▶ RECORDS PROVIDED:
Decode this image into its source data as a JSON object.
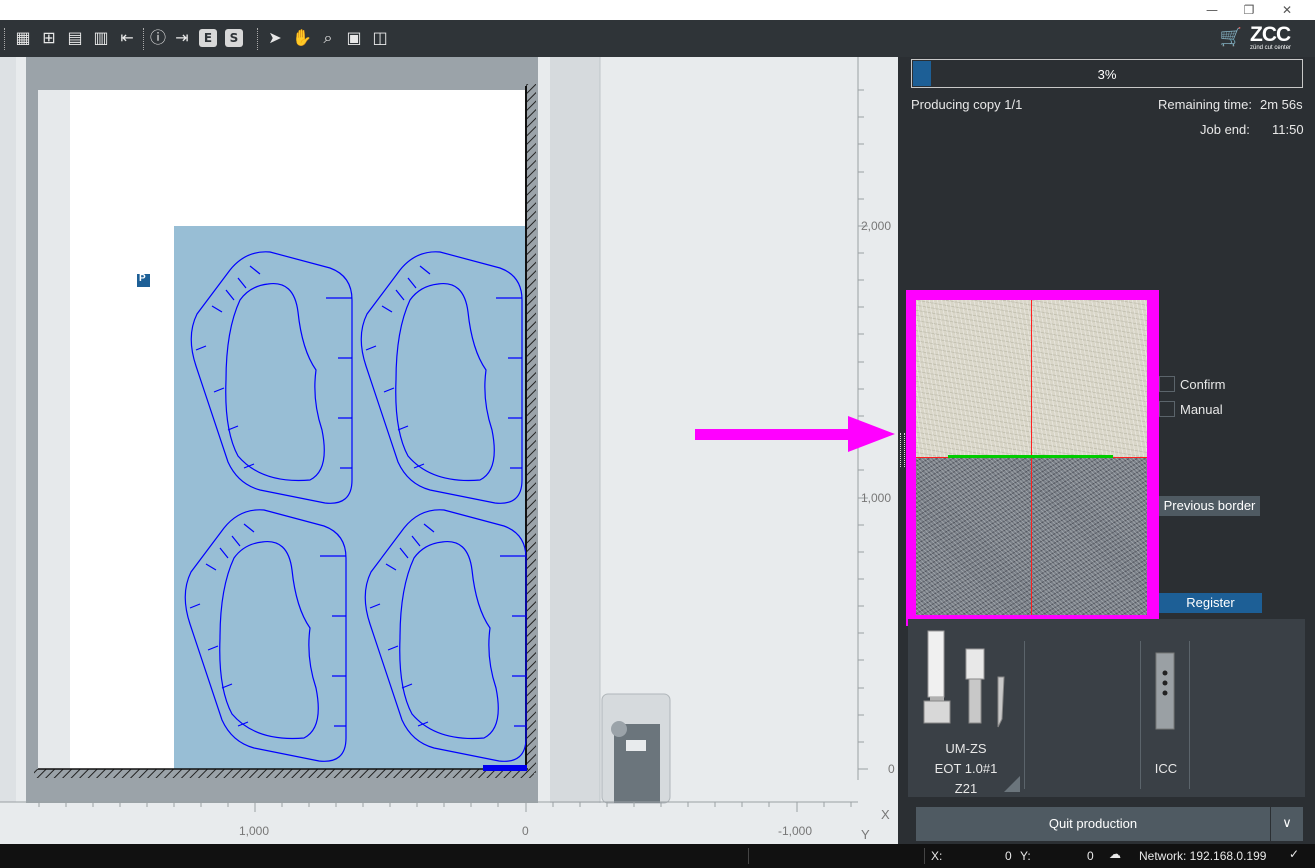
{
  "window": {
    "minimize_icon": "minimize-icon",
    "restore_icon": "restore-icon",
    "close_icon": "close-icon"
  },
  "toolbar": {
    "icons": [
      "layout-add-icon",
      "layout-distribute-icon",
      "layout-align-icon",
      "layout-fp-icon",
      "layout-edge-icon",
      "info-icon",
      "export-icon",
      "e-icon",
      "s-icon",
      "pointer-icon",
      "hand-icon",
      "zoom-icon",
      "fit-icon",
      "fit-width-icon",
      "cart-icon",
      "zcc-logo"
    ],
    "e_label": "E",
    "s_label": "S",
    "logo_text": "ZCC",
    "logo_subtext": "zünd cut center"
  },
  "canvas": {
    "ruler_y": [
      "2,000",
      "1,000",
      "0"
    ],
    "ruler_x": [
      "1,000",
      "0",
      "-1,000"
    ],
    "axis_x_label": "X",
    "axis_y_label": "Y",
    "marker_label": "P",
    "colors": {
      "board": "#98bed5",
      "cut": "#0000ff",
      "highlight": "#ff00ff",
      "edge_line": "#00cc00"
    }
  },
  "panel": {
    "progress_percent": 3,
    "progress_label": "3%",
    "producing": "Producing copy 1/1",
    "remaining_label": "Remaining time:",
    "remaining_value": "2m 56s",
    "jobend_label": "Job end:",
    "jobend_value": "11:50",
    "confirm_label": "Confirm",
    "manual_label": "Manual",
    "previous_border": "Previous border",
    "register": "Register",
    "tools": [
      {
        "name": "UM-ZS",
        "line2": "EOT 1.0#1",
        "line3": "Z21"
      },
      {
        "name": "ICC"
      }
    ],
    "quit": "Quit production"
  },
  "status": {
    "x_label": "X:",
    "x_value": "0",
    "y_label": "Y:",
    "y_value": "0",
    "network": "Network: 192.168.0.199"
  }
}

▶ WRITTEN INSTRUCTION: All entries are to be retyped exactly. Omit any embedded images.

▶ TASK SOLUTION:
Decode this image into its source data as a JSON object.
{
  "window": {
    "minimize_icon": "minimize-icon",
    "restore_icon": "restore-icon",
    "close_icon": "close-icon"
  },
  "toolbar": {
    "icons": [
      "layout-add-icon",
      "layout-distribute-icon",
      "layout-align-icon",
      "layout-fp-icon",
      "layout-edge-icon",
      "info-icon",
      "export-icon",
      "e-icon",
      "s-icon",
      "pointer-icon",
      "hand-icon",
      "zoom-icon",
      "fit-icon",
      "fit-width-icon",
      "cart-icon",
      "zcc-logo"
    ],
    "e_label": "E",
    "s_label": "S",
    "logo_text": "ZCC",
    "logo_subtext": "zünd cut center"
  },
  "canvas": {
    "ruler_y": [
      "2,000",
      "1,000",
      "0"
    ],
    "ruler_x": [
      "1,000",
      "0",
      "-1,000"
    ],
    "axis_x_label": "X",
    "axis_y_label": "Y",
    "marker_label": "P",
    "colors": {
      "board": "#98bed5",
      "cut": "#0000ff",
      "highlight": "#ff00ff",
      "edge_line": "#00cc00"
    }
  },
  "panel": {
    "progress_percent": 3,
    "progress_label": "3%",
    "producing": "Producing copy 1/1",
    "remaining_label": "Remaining time:",
    "remaining_value": "2m 56s",
    "jobend_label": "Job end:",
    "jobend_value": "11:50",
    "confirm_label": "Confirm",
    "manual_label": "Manual",
    "previous_border": "Previous border",
    "register": "Register",
    "tools": [
      {
        "name": "UM-ZS",
        "line2": "EOT 1.0#1",
        "line3": "Z21"
      },
      {
        "name": "ICC"
      }
    ],
    "quit": "Quit production"
  },
  "status": {
    "x_label": "X:",
    "x_value": "0",
    "y_label": "Y:",
    "y_value": "0",
    "network": "Network: 192.168.0.199"
  }
}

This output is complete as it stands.